■ **What to do**
Write the entries out again exactly as they stand, but without the pictures.

(Records from a collection)
--*--

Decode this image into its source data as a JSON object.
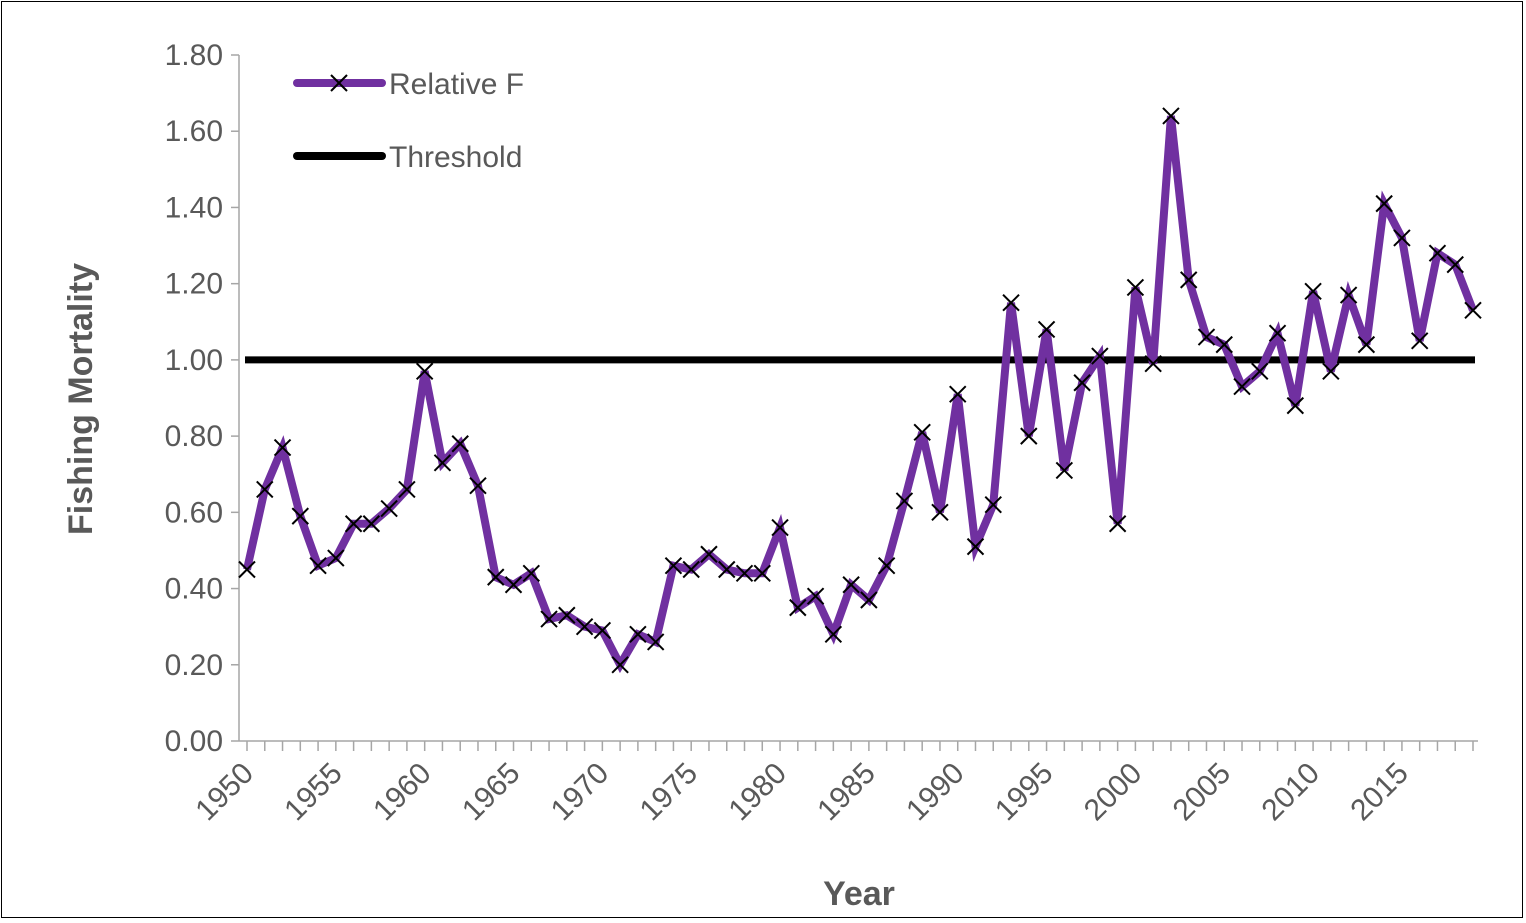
{
  "chart_data": {
    "type": "line",
    "title": "",
    "xlabel": "Year",
    "ylabel": "Fishing Mortality",
    "xlim": [
      1950,
      2019
    ],
    "ylim": [
      0,
      1.8
    ],
    "y_ticks": [
      "0.00",
      "0.20",
      "0.40",
      "0.60",
      "0.80",
      "1.00",
      "1.20",
      "1.40",
      "1.60",
      "1.80"
    ],
    "x_tick_labels": [
      "1950",
      "1955",
      "1960",
      "1965",
      "1970",
      "1975",
      "1980",
      "1985",
      "1990",
      "1995",
      "2000",
      "2005",
      "2010",
      "2015"
    ],
    "grid": false,
    "legend": {
      "position": "top-left"
    },
    "x": [
      1950,
      1951,
      1952,
      1953,
      1954,
      1955,
      1956,
      1957,
      1958,
      1959,
      1960,
      1961,
      1962,
      1963,
      1964,
      1965,
      1966,
      1967,
      1968,
      1969,
      1970,
      1971,
      1972,
      1973,
      1974,
      1975,
      1976,
      1977,
      1978,
      1979,
      1980,
      1981,
      1982,
      1983,
      1984,
      1985,
      1986,
      1987,
      1988,
      1989,
      1990,
      1991,
      1992,
      1993,
      1994,
      1995,
      1996,
      1997,
      1998,
      1999,
      2000,
      2001,
      2002,
      2003,
      2004,
      2005,
      2006,
      2007,
      2008,
      2009,
      2010,
      2011,
      2012,
      2013,
      2014,
      2015,
      2016,
      2017,
      2018,
      2019
    ],
    "series": [
      {
        "name": "Relative F",
        "color": "#7030A0",
        "marker": "x",
        "values": [
          0.45,
          0.66,
          0.77,
          0.59,
          0.46,
          0.48,
          0.57,
          0.57,
          0.61,
          0.66,
          0.97,
          0.73,
          0.78,
          0.67,
          0.43,
          0.41,
          0.44,
          0.32,
          0.33,
          0.3,
          0.29,
          0.2,
          0.28,
          0.26,
          0.46,
          0.45,
          0.49,
          0.45,
          0.44,
          0.44,
          0.56,
          0.35,
          0.38,
          0.28,
          0.41,
          0.37,
          0.46,
          0.63,
          0.81,
          0.6,
          0.91,
          0.51,
          0.62,
          1.15,
          0.8,
          1.08,
          0.71,
          0.94,
          1.01,
          0.57,
          1.19,
          0.99,
          1.64,
          1.21,
          1.06,
          1.04,
          0.93,
          0.97,
          1.07,
          0.88,
          1.18,
          0.97,
          1.17,
          1.04,
          1.41,
          1.32,
          1.05,
          1.28,
          1.25,
          1.13
        ]
      },
      {
        "name": "Threshold",
        "color": "#000000",
        "constant": 1.0
      }
    ]
  }
}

--*--

■ **Response to the task**
Decode this image into its source data as a JSON object.
{
  "chart_data": {
    "type": "line",
    "title": "",
    "xlabel": "Year",
    "ylabel": "Fishing Mortality",
    "xlim": [
      1950,
      2019
    ],
    "ylim": [
      0,
      1.8
    ],
    "y_ticks": [
      "0.00",
      "0.20",
      "0.40",
      "0.60",
      "0.80",
      "1.00",
      "1.20",
      "1.40",
      "1.60",
      "1.80"
    ],
    "x_tick_labels": [
      "1950",
      "1955",
      "1960",
      "1965",
      "1970",
      "1975",
      "1980",
      "1985",
      "1990",
      "1995",
      "2000",
      "2005",
      "2010",
      "2015"
    ],
    "grid": false,
    "legend": {
      "position": "top-left"
    },
    "x": [
      1950,
      1951,
      1952,
      1953,
      1954,
      1955,
      1956,
      1957,
      1958,
      1959,
      1960,
      1961,
      1962,
      1963,
      1964,
      1965,
      1966,
      1967,
      1968,
      1969,
      1970,
      1971,
      1972,
      1973,
      1974,
      1975,
      1976,
      1977,
      1978,
      1979,
      1980,
      1981,
      1982,
      1983,
      1984,
      1985,
      1986,
      1987,
      1988,
      1989,
      1990,
      1991,
      1992,
      1993,
      1994,
      1995,
      1996,
      1997,
      1998,
      1999,
      2000,
      2001,
      2002,
      2003,
      2004,
      2005,
      2006,
      2007,
      2008,
      2009,
      2010,
      2011,
      2012,
      2013,
      2014,
      2015,
      2016,
      2017,
      2018,
      2019
    ],
    "series": [
      {
        "name": "Relative F",
        "color": "#7030A0",
        "marker": "x",
        "values": [
          0.45,
          0.66,
          0.77,
          0.59,
          0.46,
          0.48,
          0.57,
          0.57,
          0.61,
          0.66,
          0.97,
          0.73,
          0.78,
          0.67,
          0.43,
          0.41,
          0.44,
          0.32,
          0.33,
          0.3,
          0.29,
          0.2,
          0.28,
          0.26,
          0.46,
          0.45,
          0.49,
          0.45,
          0.44,
          0.44,
          0.56,
          0.35,
          0.38,
          0.28,
          0.41,
          0.37,
          0.46,
          0.63,
          0.81,
          0.6,
          0.91,
          0.51,
          0.62,
          1.15,
          0.8,
          1.08,
          0.71,
          0.94,
          1.01,
          0.57,
          1.19,
          0.99,
          1.64,
          1.21,
          1.06,
          1.04,
          0.93,
          0.97,
          1.07,
          0.88,
          1.18,
          0.97,
          1.17,
          1.04,
          1.41,
          1.32,
          1.05,
          1.28,
          1.25,
          1.13
        ]
      },
      {
        "name": "Threshold",
        "color": "#000000",
        "constant": 1.0
      }
    ]
  }
}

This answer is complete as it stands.